§ **Records to use**

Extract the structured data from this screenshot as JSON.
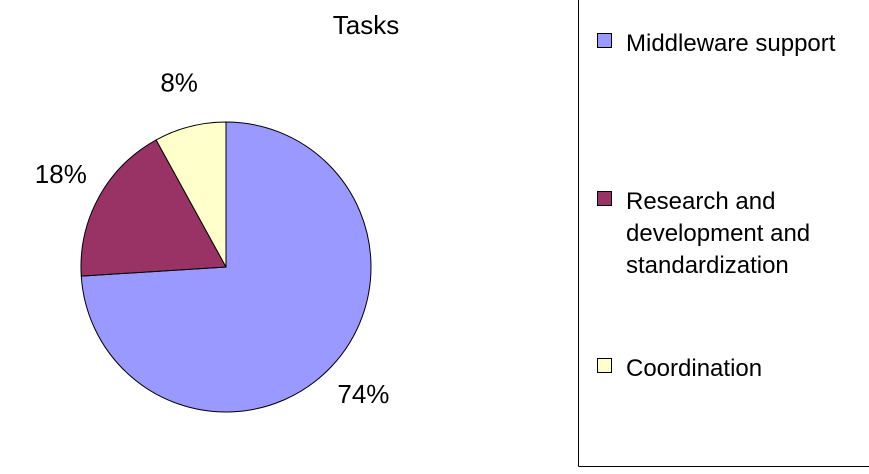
{
  "chart_data": {
    "type": "pie",
    "title": "Tasks",
    "categories": [
      "Middleware support",
      "Research and development and standardization",
      "Coordination"
    ],
    "values": [
      74,
      18,
      8
    ],
    "value_labels": [
      "74%",
      "18%",
      "8%"
    ],
    "colors": [
      "#9999ff",
      "#993366",
      "#ffffcc"
    ],
    "legend": "right"
  }
}
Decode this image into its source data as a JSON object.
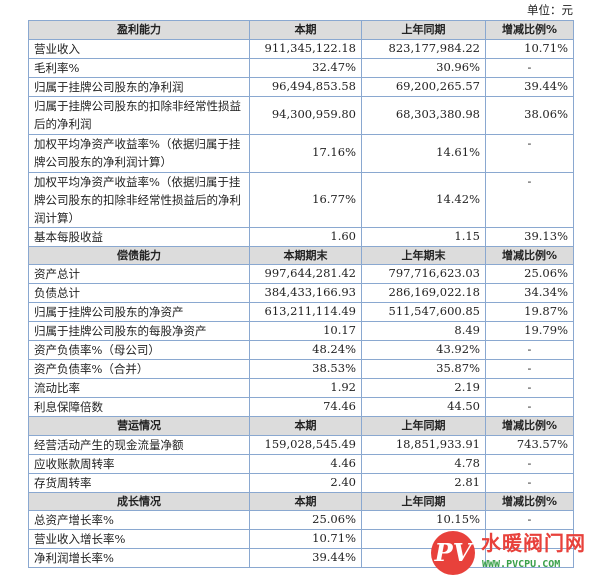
{
  "unit": "单位：元",
  "sections": [
    {
      "header": [
        "盈利能力",
        "本期",
        "上年同期",
        "增减比例%"
      ],
      "rows": [
        {
          "label": "营业收入",
          "cur": "911,345,122.18",
          "prev": "823,177,984.22",
          "chg": "10.71%"
        },
        {
          "label": "毛利率%",
          "cur": "32.47%",
          "prev": "30.96%",
          "chg": "-"
        },
        {
          "label": "归属于挂牌公司股东的净利润",
          "cur": "96,494,853.58",
          "prev": "69,200,265.57",
          "chg": "39.44%"
        },
        {
          "label": "归属于挂牌公司股东的扣除非经常性损益后的净利润",
          "cur": "94,300,959.80",
          "prev": "68,303,380.98",
          "chg": "38.06%"
        },
        {
          "label": "加权平均净资产收益率%（依据归属于挂牌公司股东的净利润计算）",
          "cur": "17.16%",
          "prev": "14.61%",
          "chg": "-"
        },
        {
          "label": "加权平均净资产收益率%（依据归属于挂牌公司股东的扣除非经常性损益后的净利润计算）",
          "cur": "16.77%",
          "prev": "14.42%",
          "chg": "-"
        },
        {
          "label": "基本每股收益",
          "cur": "1.60",
          "prev": "1.15",
          "chg": "39.13%"
        }
      ]
    },
    {
      "header": [
        "偿债能力",
        "本期期末",
        "上年期末",
        "增减比例%"
      ],
      "rows": [
        {
          "label": "资产总计",
          "cur": "997,644,281.42",
          "prev": "797,716,623.03",
          "chg": "25.06%"
        },
        {
          "label": "负债总计",
          "cur": "384,433,166.93",
          "prev": "286,169,022.18",
          "chg": "34.34%"
        },
        {
          "label": "归属于挂牌公司股东的净资产",
          "cur": "613,211,114.49",
          "prev": "511,547,600.85",
          "chg": "19.87%"
        },
        {
          "label": "归属于挂牌公司股东的每股净资产",
          "cur": "10.17",
          "prev": "8.49",
          "chg": "19.79%"
        },
        {
          "label": "资产负债率%（母公司）",
          "cur": "48.24%",
          "prev": "43.92%",
          "chg": "-"
        },
        {
          "label": "资产负债率%（合并）",
          "cur": "38.53%",
          "prev": "35.87%",
          "chg": "-"
        },
        {
          "label": "流动比率",
          "cur": "1.92",
          "prev": "2.19",
          "chg": "-"
        },
        {
          "label": "利息保障倍数",
          "cur": "74.46",
          "prev": "44.50",
          "chg": "-"
        }
      ]
    },
    {
      "header": [
        "营运情况",
        "本期",
        "上年同期",
        "增减比例%"
      ],
      "rows": [
        {
          "label": "经营活动产生的现金流量净额",
          "cur": "159,028,545.49",
          "prev": "18,851,933.91",
          "chg": "743.57%"
        },
        {
          "label": "应收账款周转率",
          "cur": "4.46",
          "prev": "4.78",
          "chg": "-"
        },
        {
          "label": "存货周转率",
          "cur": "2.40",
          "prev": "2.81",
          "chg": "-"
        }
      ]
    },
    {
      "header": [
        "成长情况",
        "本期",
        "上年同期",
        "增减比例%"
      ],
      "rows": [
        {
          "label": "总资产增长率%",
          "cur": "25.06%",
          "prev": "10.15%",
          "chg": "-"
        },
        {
          "label": "营业收入增长率%",
          "cur": "10.71%",
          "prev": "",
          "chg": ""
        },
        {
          "label": "净利润增长率%",
          "cur": "39.44%",
          "prev": "",
          "chg": ""
        }
      ]
    }
  ],
  "watermark": {
    "logo": "PV",
    "name": "水暖阀门网",
    "url": "WWW.PVCPU.COM",
    "color": "#e8413b"
  }
}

§ **Aim**
Reproduce each line from the records that contains the word "this".

§ **Exercise solution**
Extract the structured data from this screenshot as JSON.
Decode this image into its source data as a JSON object.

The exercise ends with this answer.